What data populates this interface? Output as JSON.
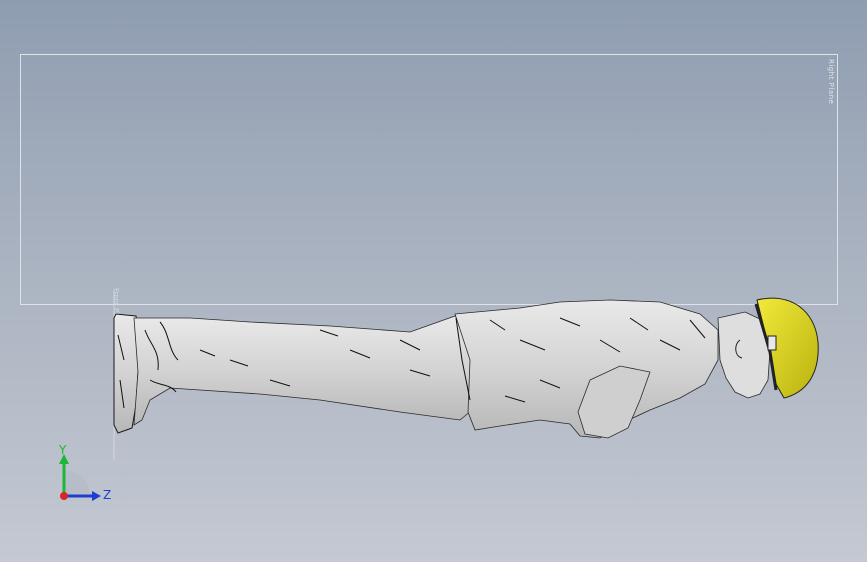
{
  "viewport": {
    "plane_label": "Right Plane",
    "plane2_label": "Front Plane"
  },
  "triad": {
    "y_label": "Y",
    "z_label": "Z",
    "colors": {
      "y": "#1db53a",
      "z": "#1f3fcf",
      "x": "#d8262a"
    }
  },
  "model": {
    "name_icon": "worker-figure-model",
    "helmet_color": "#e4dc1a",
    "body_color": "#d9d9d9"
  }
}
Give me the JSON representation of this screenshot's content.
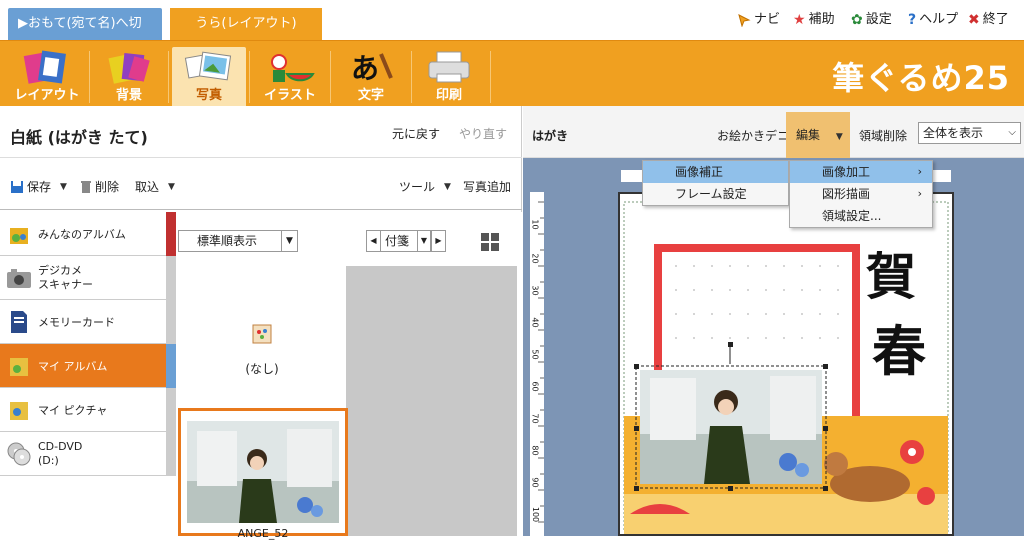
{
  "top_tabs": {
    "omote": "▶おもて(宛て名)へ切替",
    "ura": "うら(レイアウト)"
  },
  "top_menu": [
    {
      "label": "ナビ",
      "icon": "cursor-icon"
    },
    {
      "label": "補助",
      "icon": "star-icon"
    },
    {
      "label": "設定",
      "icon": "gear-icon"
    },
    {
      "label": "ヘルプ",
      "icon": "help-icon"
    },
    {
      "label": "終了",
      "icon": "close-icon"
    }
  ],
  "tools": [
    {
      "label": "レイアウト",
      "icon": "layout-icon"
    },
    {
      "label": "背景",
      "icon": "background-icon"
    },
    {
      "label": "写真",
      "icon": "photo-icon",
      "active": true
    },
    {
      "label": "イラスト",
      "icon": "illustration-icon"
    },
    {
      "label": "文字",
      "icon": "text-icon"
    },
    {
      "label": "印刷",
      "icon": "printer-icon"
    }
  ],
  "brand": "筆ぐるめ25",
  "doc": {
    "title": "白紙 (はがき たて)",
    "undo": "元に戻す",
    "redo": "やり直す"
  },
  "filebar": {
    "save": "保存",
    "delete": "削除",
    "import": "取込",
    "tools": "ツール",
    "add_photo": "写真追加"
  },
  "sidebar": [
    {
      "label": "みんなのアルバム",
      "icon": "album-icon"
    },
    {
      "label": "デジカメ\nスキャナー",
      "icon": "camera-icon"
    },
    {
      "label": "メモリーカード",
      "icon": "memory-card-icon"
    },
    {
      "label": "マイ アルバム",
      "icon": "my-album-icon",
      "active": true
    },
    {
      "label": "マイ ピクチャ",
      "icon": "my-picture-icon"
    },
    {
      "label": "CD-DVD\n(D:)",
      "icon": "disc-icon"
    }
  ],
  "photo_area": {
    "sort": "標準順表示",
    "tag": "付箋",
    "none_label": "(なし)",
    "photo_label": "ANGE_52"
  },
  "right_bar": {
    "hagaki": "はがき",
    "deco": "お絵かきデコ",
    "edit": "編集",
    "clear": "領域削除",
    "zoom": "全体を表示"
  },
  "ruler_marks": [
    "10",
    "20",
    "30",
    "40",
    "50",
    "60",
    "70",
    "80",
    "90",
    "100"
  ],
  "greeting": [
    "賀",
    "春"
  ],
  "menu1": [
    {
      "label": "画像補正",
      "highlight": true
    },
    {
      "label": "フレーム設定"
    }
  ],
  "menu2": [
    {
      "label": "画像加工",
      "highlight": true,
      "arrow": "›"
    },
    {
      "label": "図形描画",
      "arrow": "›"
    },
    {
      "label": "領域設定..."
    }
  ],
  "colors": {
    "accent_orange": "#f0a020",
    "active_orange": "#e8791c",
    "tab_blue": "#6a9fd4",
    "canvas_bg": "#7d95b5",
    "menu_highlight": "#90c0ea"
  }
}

--

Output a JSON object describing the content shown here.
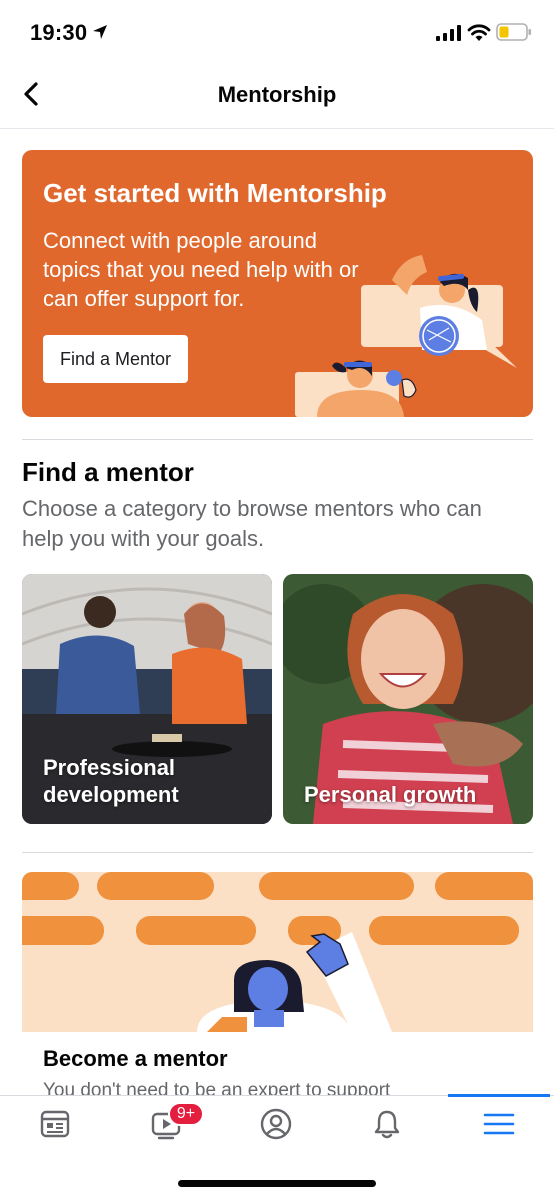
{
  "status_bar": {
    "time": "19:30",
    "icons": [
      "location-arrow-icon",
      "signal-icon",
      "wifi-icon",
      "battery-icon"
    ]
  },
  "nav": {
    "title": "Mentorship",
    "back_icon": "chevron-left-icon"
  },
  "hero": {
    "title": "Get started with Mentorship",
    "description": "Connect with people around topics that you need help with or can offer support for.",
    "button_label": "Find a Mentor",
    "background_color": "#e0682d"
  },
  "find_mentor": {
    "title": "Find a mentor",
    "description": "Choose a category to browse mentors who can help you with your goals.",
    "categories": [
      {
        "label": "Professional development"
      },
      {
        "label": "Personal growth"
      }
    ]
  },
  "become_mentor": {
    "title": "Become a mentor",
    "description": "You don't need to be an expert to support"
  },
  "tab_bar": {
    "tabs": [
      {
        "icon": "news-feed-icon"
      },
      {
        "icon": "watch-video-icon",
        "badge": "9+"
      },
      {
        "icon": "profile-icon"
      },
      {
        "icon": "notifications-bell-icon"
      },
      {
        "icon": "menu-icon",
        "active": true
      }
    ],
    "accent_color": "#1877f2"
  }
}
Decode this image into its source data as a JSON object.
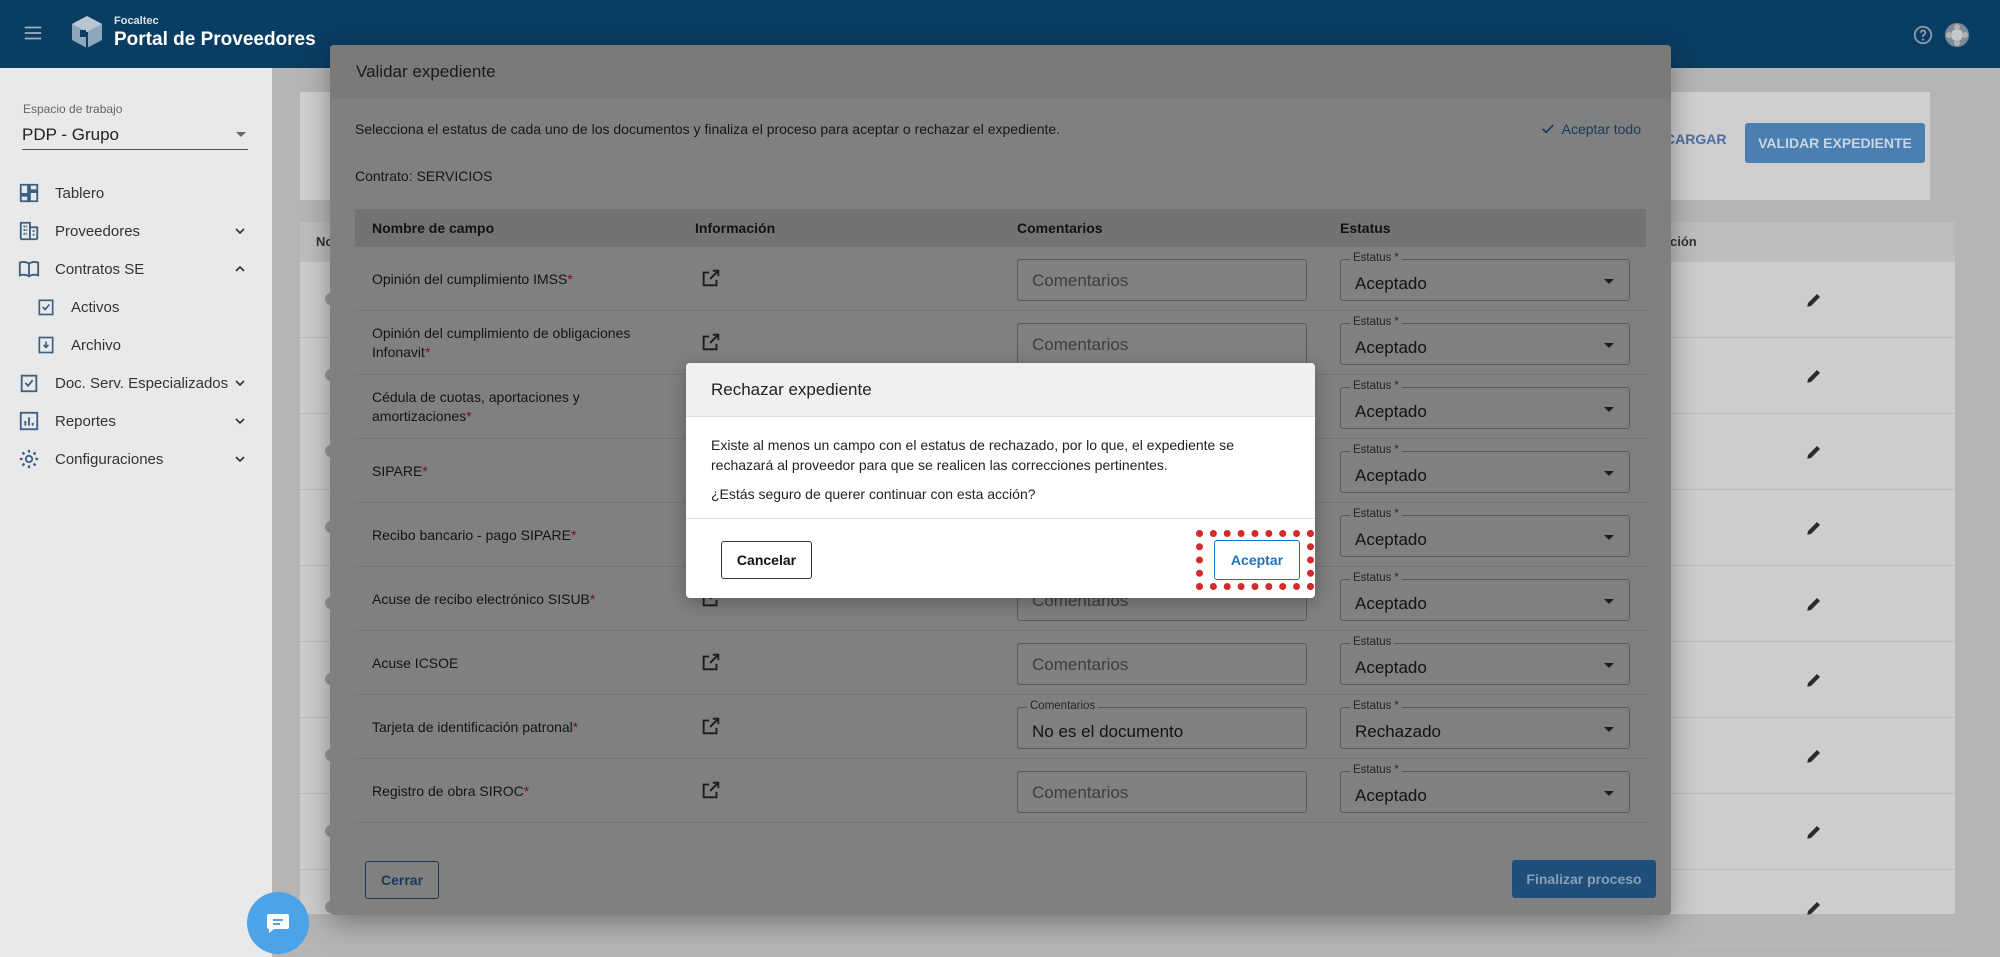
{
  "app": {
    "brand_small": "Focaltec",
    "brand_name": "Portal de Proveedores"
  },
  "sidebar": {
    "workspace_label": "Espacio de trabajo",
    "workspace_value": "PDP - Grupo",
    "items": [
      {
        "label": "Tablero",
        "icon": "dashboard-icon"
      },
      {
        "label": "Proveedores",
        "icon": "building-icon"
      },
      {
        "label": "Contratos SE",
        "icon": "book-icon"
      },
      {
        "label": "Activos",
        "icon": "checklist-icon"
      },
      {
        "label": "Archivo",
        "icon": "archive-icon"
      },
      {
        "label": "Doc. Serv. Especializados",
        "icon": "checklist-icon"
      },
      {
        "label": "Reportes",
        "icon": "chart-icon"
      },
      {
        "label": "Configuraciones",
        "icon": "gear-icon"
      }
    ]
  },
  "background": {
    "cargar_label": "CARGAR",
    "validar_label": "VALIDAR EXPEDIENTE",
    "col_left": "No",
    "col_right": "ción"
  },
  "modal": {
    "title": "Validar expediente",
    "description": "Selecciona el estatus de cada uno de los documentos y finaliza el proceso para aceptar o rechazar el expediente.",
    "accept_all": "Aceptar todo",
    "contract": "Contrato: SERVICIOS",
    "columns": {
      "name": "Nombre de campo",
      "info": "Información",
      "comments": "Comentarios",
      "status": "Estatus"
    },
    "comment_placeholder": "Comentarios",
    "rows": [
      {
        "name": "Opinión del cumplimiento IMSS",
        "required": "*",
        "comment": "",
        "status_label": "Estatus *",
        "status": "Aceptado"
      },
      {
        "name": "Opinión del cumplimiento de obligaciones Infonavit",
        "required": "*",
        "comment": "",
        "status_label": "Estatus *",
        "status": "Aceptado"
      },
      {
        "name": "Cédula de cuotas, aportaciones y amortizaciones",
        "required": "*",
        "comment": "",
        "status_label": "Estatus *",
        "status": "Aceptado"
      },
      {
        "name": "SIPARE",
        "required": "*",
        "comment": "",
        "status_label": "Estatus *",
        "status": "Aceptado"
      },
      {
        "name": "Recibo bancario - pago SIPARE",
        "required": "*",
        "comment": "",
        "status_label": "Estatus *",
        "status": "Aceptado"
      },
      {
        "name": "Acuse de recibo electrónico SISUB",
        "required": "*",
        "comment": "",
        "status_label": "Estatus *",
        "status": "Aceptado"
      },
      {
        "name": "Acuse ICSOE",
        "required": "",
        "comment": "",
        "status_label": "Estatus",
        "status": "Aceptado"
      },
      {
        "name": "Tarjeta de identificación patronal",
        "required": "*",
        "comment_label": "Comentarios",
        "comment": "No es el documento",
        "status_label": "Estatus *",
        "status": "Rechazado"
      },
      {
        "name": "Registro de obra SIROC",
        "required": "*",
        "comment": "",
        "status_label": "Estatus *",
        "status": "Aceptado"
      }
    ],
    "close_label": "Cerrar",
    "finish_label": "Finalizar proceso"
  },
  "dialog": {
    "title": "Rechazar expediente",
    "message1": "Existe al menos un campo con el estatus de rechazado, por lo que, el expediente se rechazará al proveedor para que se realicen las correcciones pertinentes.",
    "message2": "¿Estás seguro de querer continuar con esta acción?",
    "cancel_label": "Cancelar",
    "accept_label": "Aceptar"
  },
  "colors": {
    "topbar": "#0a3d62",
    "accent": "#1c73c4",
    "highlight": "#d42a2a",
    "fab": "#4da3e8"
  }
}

→ **Required work**
In the records above, locate every line with the string "description" and copy it.

→ **Exercise response**
    "description": "Connect with people around topics that you need help with or can offer support for.",
    "description": "Choose a category to browse mentors who can help you with your goals.",
    "description": "You don't need to be an expert to support"
    "description": "Selecciona el estatus de cada uno de los documentos y finaliza el proceso para aceptar o rechazar el expediente.",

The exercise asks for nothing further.